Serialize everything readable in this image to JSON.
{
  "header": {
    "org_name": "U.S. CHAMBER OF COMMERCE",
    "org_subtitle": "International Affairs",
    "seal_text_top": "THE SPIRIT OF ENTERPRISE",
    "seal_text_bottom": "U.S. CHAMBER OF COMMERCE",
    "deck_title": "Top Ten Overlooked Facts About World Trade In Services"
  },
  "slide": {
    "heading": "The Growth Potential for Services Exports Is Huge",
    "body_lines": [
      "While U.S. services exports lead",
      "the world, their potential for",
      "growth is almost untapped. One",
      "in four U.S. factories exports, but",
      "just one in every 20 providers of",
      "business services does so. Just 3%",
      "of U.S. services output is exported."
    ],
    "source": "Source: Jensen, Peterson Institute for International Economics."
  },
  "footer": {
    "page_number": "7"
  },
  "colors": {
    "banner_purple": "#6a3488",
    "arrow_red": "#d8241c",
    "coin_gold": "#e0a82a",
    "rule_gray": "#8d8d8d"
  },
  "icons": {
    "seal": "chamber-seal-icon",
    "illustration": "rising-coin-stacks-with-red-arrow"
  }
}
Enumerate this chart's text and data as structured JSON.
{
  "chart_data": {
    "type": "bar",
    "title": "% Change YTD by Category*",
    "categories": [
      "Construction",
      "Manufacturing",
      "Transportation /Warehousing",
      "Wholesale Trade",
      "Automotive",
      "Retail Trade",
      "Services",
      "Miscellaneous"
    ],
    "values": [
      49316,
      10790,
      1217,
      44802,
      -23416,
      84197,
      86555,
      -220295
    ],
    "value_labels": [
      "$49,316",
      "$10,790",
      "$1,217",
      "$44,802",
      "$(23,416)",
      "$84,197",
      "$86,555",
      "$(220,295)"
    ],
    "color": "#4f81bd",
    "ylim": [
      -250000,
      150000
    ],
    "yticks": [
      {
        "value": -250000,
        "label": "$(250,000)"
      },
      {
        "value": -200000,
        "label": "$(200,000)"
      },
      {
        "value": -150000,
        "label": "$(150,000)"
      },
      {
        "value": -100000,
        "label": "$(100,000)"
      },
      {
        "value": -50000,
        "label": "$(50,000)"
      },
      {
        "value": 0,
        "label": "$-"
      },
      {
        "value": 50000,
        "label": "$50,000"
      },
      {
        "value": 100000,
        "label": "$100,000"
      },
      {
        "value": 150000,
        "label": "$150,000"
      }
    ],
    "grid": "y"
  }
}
━━━━━━━━━━━━━━━━━━━━
Identify all lines where the word "International" shows up. Copy them.

Final result
    "org_subtitle": "International Affairs",
    "source": "Source: Jensen, Peterson Institute for International Economics."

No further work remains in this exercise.